* **EXERCISE**
Among the lines below, count those with "this". Give the total alone.

* **INFORMATION SUPPLIED**

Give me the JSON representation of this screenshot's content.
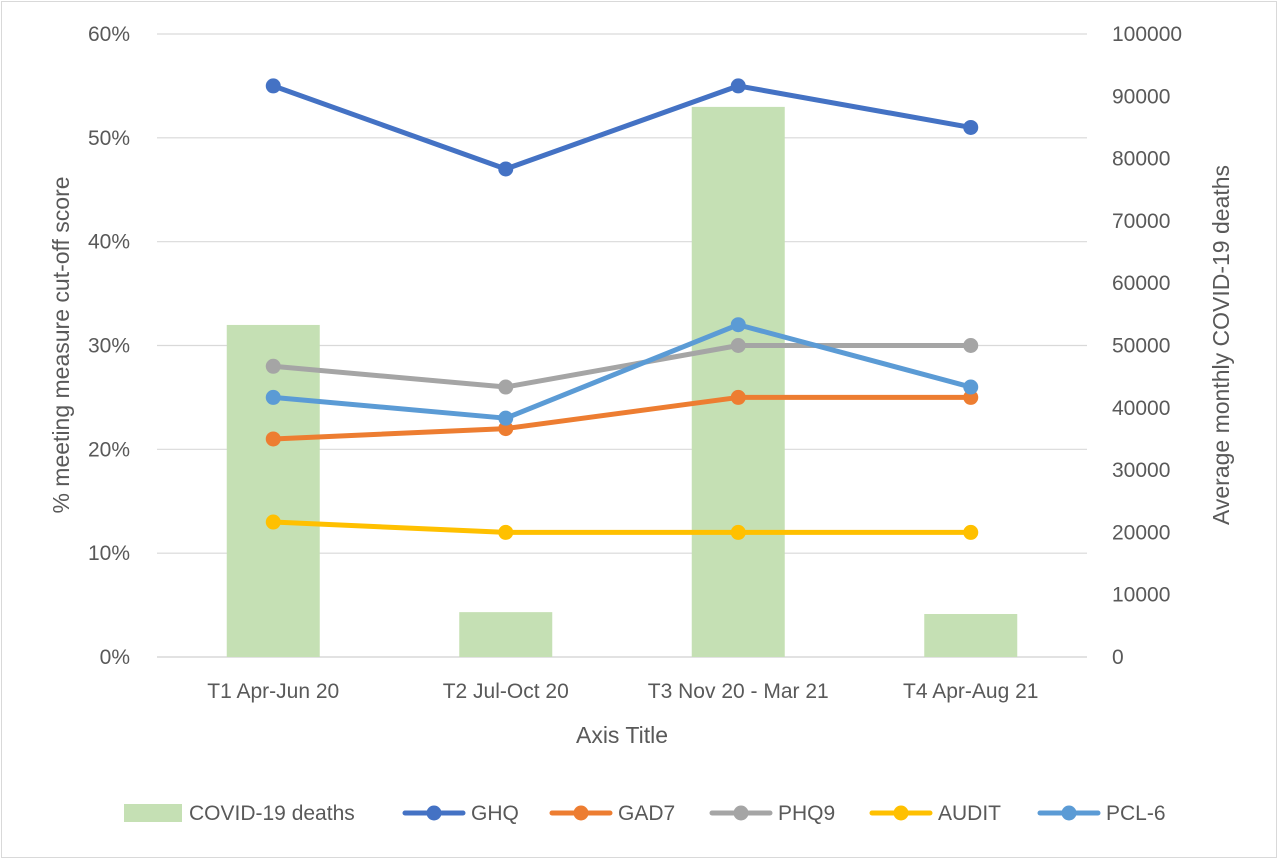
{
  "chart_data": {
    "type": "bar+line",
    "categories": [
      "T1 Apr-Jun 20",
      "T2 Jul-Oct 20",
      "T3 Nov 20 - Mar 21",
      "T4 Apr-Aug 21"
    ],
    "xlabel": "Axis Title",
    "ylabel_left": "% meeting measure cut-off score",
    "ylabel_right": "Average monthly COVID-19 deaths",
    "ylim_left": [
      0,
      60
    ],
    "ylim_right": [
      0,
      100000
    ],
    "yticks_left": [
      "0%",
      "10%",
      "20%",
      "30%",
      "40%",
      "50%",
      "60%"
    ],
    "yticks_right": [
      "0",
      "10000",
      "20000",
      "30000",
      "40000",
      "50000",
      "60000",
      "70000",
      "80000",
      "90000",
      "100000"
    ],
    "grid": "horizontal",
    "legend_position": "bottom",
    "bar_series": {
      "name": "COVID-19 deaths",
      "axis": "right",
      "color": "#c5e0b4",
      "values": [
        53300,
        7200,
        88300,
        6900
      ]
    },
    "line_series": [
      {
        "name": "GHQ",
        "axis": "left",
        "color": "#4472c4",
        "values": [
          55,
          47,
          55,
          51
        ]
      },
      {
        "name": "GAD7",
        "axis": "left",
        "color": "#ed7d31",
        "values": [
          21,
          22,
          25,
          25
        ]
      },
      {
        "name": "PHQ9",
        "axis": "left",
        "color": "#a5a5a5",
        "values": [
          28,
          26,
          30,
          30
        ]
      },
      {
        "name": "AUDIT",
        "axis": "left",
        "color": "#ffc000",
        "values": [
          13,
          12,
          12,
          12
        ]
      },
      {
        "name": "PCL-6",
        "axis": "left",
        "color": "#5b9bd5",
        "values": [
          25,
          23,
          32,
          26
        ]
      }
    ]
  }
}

--

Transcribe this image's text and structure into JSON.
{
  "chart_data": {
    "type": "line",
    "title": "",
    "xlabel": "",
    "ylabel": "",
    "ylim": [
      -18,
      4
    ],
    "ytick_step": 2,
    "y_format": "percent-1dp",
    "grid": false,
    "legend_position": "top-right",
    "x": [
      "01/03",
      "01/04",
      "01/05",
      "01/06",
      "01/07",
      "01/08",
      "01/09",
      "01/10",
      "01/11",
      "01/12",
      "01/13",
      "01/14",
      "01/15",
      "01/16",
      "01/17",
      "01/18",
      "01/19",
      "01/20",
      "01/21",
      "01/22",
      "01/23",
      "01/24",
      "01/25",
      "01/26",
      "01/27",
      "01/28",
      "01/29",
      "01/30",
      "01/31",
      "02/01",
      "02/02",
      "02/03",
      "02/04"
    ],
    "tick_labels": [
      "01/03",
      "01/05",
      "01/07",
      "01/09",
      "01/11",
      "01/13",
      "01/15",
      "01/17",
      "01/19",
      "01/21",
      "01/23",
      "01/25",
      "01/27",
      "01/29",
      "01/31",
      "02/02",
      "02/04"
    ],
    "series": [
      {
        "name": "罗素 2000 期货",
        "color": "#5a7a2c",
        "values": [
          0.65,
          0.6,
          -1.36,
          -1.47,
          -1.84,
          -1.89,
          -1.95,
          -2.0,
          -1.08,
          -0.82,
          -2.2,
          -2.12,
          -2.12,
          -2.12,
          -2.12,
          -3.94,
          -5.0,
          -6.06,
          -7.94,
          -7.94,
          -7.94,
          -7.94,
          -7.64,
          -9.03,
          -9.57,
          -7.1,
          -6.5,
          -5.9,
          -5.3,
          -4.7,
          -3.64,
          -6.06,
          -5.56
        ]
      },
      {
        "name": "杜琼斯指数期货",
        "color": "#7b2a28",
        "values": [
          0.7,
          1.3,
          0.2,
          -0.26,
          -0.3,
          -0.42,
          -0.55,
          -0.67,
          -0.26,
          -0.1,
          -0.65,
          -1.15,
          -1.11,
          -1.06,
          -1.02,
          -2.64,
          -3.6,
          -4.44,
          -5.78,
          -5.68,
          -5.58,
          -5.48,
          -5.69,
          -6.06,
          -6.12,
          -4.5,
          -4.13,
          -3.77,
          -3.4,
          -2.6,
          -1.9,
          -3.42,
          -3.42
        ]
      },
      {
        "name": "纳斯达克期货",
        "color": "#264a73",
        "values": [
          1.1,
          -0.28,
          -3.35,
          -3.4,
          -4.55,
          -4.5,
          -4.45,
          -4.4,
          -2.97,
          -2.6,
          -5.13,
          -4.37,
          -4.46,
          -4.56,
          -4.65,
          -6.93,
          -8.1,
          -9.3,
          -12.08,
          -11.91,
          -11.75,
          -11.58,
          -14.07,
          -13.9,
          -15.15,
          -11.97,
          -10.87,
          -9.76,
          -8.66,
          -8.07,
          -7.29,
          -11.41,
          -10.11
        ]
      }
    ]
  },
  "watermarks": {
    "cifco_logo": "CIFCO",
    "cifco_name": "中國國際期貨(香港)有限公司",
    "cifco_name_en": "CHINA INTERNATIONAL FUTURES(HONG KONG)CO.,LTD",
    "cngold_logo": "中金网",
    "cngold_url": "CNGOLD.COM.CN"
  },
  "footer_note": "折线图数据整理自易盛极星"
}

---

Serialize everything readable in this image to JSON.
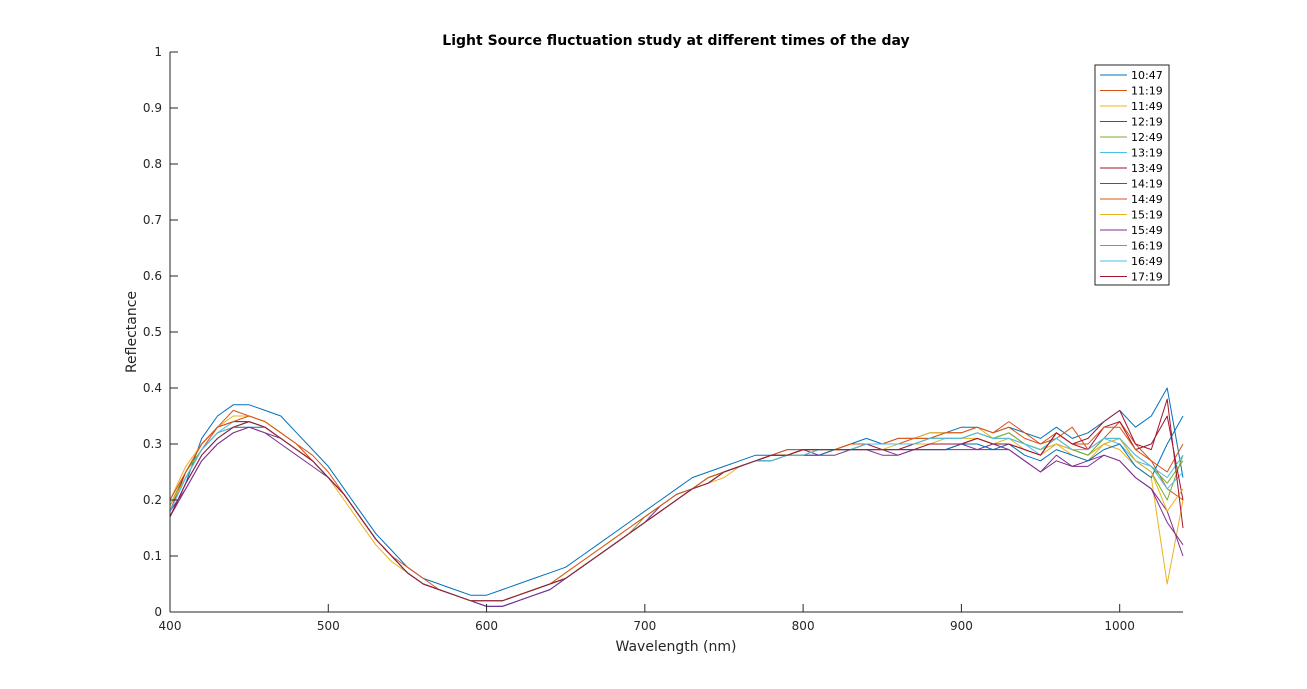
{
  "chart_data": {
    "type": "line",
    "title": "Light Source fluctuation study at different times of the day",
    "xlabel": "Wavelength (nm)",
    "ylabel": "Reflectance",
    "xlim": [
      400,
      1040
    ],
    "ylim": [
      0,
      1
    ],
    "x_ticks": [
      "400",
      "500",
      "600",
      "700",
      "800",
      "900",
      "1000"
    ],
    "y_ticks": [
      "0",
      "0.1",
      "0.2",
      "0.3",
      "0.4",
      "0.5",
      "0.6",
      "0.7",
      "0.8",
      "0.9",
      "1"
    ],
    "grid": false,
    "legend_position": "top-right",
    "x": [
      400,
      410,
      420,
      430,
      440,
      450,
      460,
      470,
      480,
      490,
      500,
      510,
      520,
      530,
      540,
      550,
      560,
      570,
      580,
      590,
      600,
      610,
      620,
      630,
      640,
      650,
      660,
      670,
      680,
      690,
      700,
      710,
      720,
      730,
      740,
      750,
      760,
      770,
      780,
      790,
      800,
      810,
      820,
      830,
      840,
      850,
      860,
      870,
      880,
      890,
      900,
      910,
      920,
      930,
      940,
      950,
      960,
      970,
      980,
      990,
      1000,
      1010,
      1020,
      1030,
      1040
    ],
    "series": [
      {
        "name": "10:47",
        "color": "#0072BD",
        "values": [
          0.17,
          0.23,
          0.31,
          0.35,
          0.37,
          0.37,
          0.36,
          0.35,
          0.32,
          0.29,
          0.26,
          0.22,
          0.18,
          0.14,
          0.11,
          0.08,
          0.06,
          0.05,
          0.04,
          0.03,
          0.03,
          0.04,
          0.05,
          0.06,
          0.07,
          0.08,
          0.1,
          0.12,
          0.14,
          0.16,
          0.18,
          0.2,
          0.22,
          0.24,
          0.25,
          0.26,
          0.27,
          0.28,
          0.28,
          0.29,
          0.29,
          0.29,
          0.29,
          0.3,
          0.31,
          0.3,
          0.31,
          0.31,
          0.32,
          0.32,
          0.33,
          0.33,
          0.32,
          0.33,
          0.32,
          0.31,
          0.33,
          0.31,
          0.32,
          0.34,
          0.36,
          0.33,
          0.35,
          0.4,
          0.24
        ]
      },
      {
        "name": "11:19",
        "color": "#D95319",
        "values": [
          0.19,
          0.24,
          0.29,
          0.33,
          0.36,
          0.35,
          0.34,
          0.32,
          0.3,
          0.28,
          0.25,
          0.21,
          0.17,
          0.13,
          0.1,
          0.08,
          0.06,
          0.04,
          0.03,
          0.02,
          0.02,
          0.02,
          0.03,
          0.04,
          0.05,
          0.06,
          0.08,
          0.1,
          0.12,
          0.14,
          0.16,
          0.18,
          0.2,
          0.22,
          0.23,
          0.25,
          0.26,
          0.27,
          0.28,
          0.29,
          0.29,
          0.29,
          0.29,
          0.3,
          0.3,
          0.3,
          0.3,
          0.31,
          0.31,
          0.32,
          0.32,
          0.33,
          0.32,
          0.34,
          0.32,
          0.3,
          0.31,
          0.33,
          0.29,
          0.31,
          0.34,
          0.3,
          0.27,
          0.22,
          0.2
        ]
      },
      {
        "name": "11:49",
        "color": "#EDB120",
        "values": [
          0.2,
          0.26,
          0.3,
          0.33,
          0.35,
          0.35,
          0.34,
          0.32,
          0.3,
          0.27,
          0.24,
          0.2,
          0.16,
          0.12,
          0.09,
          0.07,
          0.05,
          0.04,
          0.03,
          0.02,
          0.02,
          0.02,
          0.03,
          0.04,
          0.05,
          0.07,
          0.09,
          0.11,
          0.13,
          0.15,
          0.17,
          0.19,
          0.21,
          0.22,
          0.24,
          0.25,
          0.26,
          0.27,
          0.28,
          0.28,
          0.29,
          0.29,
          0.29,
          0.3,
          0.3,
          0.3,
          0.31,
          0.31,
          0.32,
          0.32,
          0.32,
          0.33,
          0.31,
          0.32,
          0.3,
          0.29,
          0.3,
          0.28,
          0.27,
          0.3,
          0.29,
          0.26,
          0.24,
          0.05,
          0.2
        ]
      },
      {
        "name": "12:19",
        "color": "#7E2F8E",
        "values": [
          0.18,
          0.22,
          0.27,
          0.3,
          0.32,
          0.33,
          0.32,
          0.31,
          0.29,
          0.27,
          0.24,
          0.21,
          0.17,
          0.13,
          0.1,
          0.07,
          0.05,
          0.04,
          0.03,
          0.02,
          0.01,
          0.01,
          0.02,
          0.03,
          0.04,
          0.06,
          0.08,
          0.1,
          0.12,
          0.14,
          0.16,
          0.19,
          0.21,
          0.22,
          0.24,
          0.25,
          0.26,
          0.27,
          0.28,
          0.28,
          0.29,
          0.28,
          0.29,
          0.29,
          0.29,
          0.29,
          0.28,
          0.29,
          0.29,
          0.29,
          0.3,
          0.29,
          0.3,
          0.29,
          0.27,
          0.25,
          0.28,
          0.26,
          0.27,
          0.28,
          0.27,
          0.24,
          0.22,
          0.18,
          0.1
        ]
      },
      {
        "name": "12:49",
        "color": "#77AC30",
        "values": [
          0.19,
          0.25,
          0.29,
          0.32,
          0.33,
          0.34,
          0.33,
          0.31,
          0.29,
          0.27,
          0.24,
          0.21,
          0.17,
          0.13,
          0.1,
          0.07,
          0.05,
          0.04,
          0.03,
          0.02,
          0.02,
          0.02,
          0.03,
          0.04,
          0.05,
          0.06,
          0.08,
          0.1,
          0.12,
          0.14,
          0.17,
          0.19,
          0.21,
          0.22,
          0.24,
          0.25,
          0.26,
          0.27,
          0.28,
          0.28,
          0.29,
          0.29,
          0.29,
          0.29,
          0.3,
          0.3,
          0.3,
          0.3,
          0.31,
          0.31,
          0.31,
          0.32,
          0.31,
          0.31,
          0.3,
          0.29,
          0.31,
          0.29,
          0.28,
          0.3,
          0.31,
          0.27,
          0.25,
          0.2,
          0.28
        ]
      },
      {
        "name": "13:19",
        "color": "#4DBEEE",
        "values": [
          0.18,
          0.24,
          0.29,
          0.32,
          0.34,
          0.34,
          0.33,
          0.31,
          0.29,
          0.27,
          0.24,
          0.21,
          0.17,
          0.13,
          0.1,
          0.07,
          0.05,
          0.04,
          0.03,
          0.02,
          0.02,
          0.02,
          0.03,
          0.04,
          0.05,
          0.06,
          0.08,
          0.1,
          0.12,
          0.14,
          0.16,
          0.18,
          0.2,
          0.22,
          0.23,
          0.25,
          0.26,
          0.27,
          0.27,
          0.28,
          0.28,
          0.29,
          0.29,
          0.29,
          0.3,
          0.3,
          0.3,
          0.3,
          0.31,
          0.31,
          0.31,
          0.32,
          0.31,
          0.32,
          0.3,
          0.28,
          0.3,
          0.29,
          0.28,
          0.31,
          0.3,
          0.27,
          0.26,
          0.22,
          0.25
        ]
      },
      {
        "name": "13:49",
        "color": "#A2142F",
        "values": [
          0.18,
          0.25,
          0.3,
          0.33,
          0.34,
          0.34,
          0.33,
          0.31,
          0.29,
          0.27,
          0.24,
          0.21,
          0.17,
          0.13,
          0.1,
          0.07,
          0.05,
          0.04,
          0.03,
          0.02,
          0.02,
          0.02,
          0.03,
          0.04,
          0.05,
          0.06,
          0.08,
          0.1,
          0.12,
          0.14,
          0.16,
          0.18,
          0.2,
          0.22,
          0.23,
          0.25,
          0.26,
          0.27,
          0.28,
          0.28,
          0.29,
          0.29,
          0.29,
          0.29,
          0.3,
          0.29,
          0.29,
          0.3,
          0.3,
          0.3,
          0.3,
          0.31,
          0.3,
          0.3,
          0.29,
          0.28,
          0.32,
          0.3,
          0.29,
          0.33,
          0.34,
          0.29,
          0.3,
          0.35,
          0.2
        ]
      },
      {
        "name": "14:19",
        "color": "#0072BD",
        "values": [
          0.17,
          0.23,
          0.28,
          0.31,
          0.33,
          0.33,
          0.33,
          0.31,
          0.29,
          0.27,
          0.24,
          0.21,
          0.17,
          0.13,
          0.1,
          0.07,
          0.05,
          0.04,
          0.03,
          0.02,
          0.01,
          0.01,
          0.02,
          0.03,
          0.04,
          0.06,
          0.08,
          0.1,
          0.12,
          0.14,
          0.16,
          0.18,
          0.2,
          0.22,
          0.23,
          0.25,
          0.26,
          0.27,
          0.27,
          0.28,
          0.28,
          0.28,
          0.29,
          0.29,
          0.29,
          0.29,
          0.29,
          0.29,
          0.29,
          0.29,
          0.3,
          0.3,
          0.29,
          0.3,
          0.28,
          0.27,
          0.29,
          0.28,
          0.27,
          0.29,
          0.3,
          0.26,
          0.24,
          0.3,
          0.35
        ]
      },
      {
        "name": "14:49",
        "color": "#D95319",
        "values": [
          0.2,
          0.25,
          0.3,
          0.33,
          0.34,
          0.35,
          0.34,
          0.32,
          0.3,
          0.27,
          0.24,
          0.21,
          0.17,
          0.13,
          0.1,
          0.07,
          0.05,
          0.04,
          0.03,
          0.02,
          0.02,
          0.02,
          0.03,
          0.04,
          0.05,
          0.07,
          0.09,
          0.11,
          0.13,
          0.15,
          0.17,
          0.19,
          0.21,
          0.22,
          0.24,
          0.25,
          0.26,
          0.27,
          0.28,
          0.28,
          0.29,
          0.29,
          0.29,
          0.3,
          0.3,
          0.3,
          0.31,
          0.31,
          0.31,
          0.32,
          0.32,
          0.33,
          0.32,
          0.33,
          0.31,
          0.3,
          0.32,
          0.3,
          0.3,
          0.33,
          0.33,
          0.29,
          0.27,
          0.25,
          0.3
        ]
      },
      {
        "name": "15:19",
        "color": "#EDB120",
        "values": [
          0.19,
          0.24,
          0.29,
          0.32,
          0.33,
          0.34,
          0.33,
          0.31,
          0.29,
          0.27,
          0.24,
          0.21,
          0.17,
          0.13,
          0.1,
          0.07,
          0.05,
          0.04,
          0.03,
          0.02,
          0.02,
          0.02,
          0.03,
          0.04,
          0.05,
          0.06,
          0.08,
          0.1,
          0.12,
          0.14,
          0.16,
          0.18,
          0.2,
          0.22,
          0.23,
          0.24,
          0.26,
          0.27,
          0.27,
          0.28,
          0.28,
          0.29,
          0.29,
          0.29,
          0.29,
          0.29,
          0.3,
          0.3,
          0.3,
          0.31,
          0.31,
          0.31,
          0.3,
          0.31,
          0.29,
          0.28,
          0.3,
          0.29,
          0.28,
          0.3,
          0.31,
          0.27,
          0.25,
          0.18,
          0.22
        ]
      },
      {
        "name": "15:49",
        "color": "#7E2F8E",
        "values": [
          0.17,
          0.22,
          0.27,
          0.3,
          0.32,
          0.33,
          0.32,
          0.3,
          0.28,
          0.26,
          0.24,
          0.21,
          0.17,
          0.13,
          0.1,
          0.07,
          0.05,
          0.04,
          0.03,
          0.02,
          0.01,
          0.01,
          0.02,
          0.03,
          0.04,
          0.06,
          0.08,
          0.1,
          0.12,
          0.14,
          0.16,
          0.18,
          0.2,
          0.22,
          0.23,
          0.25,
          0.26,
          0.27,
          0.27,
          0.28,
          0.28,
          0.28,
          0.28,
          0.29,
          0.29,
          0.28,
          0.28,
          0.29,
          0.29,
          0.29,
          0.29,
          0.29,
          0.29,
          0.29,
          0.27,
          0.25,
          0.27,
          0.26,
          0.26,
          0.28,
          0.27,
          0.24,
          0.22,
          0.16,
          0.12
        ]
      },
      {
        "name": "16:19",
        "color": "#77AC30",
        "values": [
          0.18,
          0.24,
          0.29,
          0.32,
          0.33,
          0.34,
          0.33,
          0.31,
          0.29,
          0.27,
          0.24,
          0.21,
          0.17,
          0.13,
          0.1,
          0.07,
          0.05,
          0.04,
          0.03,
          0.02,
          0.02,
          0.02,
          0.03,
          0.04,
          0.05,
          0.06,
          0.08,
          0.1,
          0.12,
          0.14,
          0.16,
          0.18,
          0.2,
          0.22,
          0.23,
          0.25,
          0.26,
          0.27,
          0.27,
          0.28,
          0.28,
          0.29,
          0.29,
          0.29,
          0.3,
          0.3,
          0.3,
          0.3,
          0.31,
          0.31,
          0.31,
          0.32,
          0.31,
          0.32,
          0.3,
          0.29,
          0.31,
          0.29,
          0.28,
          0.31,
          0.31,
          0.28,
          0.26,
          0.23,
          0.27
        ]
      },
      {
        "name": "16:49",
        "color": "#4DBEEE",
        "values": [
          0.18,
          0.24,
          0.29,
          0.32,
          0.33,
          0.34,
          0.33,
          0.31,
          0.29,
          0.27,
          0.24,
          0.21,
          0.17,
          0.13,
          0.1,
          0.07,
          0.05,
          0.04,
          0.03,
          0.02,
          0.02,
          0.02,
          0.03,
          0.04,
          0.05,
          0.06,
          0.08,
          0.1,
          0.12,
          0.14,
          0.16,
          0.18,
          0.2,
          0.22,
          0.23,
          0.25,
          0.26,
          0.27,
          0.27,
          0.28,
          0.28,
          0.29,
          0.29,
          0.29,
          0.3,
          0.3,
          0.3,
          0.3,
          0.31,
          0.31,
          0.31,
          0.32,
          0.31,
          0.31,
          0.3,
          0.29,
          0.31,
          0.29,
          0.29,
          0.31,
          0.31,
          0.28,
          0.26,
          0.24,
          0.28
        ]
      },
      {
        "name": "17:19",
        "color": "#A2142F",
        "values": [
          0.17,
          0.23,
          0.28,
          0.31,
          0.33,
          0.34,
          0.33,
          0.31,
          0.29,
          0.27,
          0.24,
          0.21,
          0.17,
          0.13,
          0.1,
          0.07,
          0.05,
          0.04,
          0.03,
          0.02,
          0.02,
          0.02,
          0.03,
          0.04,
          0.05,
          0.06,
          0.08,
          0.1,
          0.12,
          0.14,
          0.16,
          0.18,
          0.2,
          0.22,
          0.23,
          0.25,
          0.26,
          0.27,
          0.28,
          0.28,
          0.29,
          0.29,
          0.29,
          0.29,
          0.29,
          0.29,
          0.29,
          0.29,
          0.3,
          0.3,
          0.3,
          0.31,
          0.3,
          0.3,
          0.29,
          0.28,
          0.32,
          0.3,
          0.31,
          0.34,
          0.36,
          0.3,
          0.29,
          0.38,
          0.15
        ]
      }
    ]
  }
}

* **THE RESPONSE**
3